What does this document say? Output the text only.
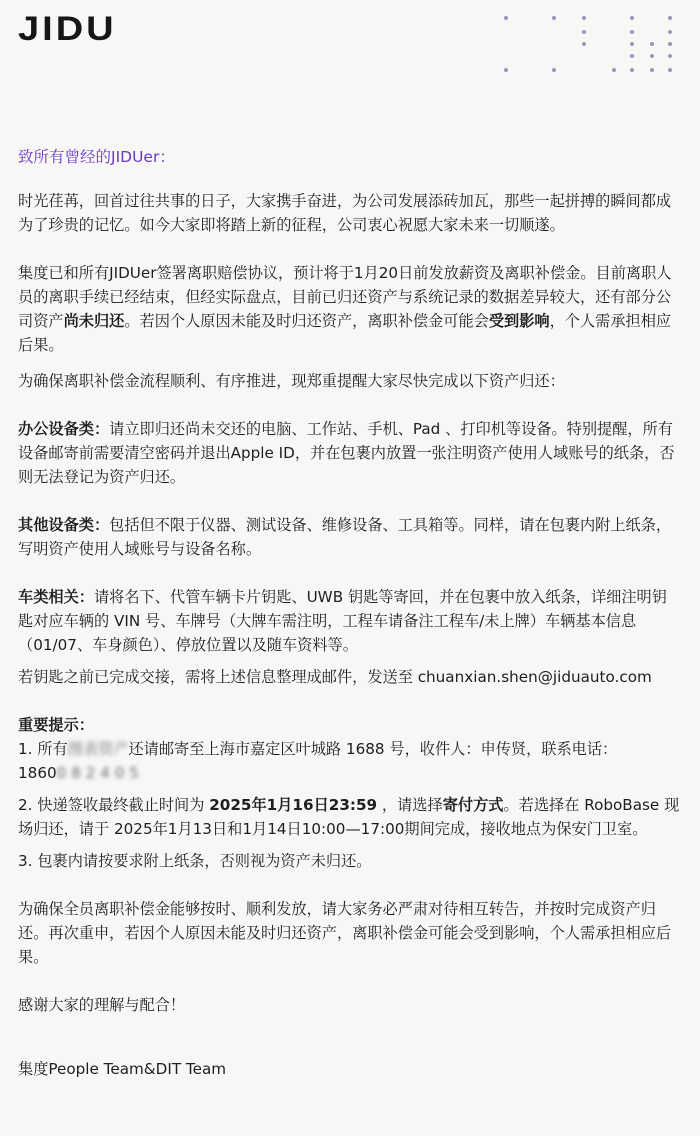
JIDU

致所有曾经的JIDUer：

时光荏苒，回首过往共事的日子，大家携手奋进，为公司发展添砖加瓦，那些一起拼搏的瞬间都成为了珍贵的记忆。如今大家即将踏上新的征程，公司衷心祝愿大家未来一切顺遂。

集度已和所有JIDUer签署离职赔偿协议，预计将于1月20日前发放薪资及离职补偿金。目前离职人员的离职手续已经结束，但经实际盘点，目前已归还资产与系统记录的数据差异较大，还有部分公司资产尚未归还。若因个人原因未能及时归还资产，离职补偿金可能会受到影响，个人需承担相应后果。

为确保离职补偿金流程顺利、有序推进，现郑重提醒大家尽快完成以下资产归还：

办公设备类：请立即归还尚未交还的电脑、工作站、手机、Pad 、打印机等设备。特别提醒，所有设备邮寄前需要清空密码并退出Apple ID，并在包裹内放置一张注明资产使用人域账号的纸条，否则无法登记为资产归还。

其他设备类：包括但不限于仪器、测试设备、维修设备、工具箱等。同样，请在包裹内附上纸条，写明资产使用人域账号与设备名称。

车类相关：请将名下、代管车辆卡片钥匙、UWB 钥匙等寄回，并在包裹中放入纸条，详细注明钥匙对应车辆的 VIN 号、车牌号（大牌车需注明，工程车请备注工程车/未上牌）车辆基本信息（01/07、车身颜色）、停放位置以及随车资料等。

若钥匙之前已完成交接，需将上述信息整理成邮件，发送至 chuanxian.shen@jiduauto.com

重要提示：

1. 所有图表资产还请邮寄至上海市嘉定区叶城路 1688 号，收件人：申传贤，联系电话：
18600 8 2 4 0 5

2. 快递签收最终截止时间为 2025年1月16日23:59 ，请选择寄付方式。若选择在 RoboBase 现场归还，请于 2025年1月13日和1月14日10:00—17:00期间完成，接收地点为保安门卫室。

3. 包裹内请按要求附上纸条，否则视为资产未归还。

为确保全员离职补偿金能够按时、顺利发放，请大家务必严肃对待相互转告，并按时完成资产归还。再次重申，若因个人原因未能及时归还资产，离职补偿金可能会受到影响，个人需承担相应后果。

感谢大家的理解与配合！

集度People Team&DIT Team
::::::
Transcribe the records above verbatim. Do not carry over any picture.

What does this document say? Output the text only.
JIDU

致所有曾经的JIDUer：

时光荏苒，回首过往共事的日子，大家携手奋进，为公司发展添砖加瓦，那些一起拼搏的瞬间都成为了珍贵的记忆。如今大家即将踏上新的征程，公司衷心祝愿大家未来一切顺遂。

集度已和所有JIDUer签署离职赔偿协议，预计将于1月20日前发放薪资及离职补偿金。目前离职人员的离职手续已经结束，但经实际盘点，目前已归还资产与系统记录的数据差异较大，还有部分公司资产尚未归还。若因个人原因未能及时归还资产，离职补偿金可能会受到影响，个人需承担相应后果。

为确保离职补偿金流程顺利、有序推进，现郑重提醒大家尽快完成以下资产归还：

办公设备类：请立即归还尚未交还的电脑、工作站、手机、Pad 、打印机等设备。特别提醒，所有设备邮寄前需要清空密码并退出Apple ID，并在包裹内放置一张注明资产使用人域账号的纸条，否则无法登记为资产归还。

其他设备类：包括但不限于仪器、测试设备、维修设备、工具箱等。同样，请在包裹内附上纸条，写明资产使用人域账号与设备名称。

车类相关：请将名下、代管车辆卡片钥匙、UWB 钥匙等寄回，并在包裹中放入纸条，详细注明钥匙对应车辆的 VIN 号、车牌号（大牌车需注明，工程车请备注工程车/未上牌）车辆基本信息（01/07、车身颜色）、停放位置以及随车资料等。

若钥匙之前已完成交接，需将上述信息整理成邮件，发送至 chuanxian.shen@jiduauto.com

重要提示：

1. 所有图表资产还请邮寄至上海市嘉定区叶城路 1688 号，收件人：申传贤，联系电话：
18600 8 2 4 0 5

2. 快递签收最终截止时间为 2025年1月16日23:59 ，请选择寄付方式。若选择在 RoboBase 现场归还，请于 2025年1月13日和1月14日10:00—17:00期间完成，接收地点为保安门卫室。

3. 包裹内请按要求附上纸条，否则视为资产未归还。

为确保全员离职补偿金能够按时、顺利发放，请大家务必严肃对待相互转告，并按时完成资产归还。再次重申，若因个人原因未能及时归还资产，离职补偿金可能会受到影响，个人需承担相应后果。

感谢大家的理解与配合！

集度People Team&DIT Team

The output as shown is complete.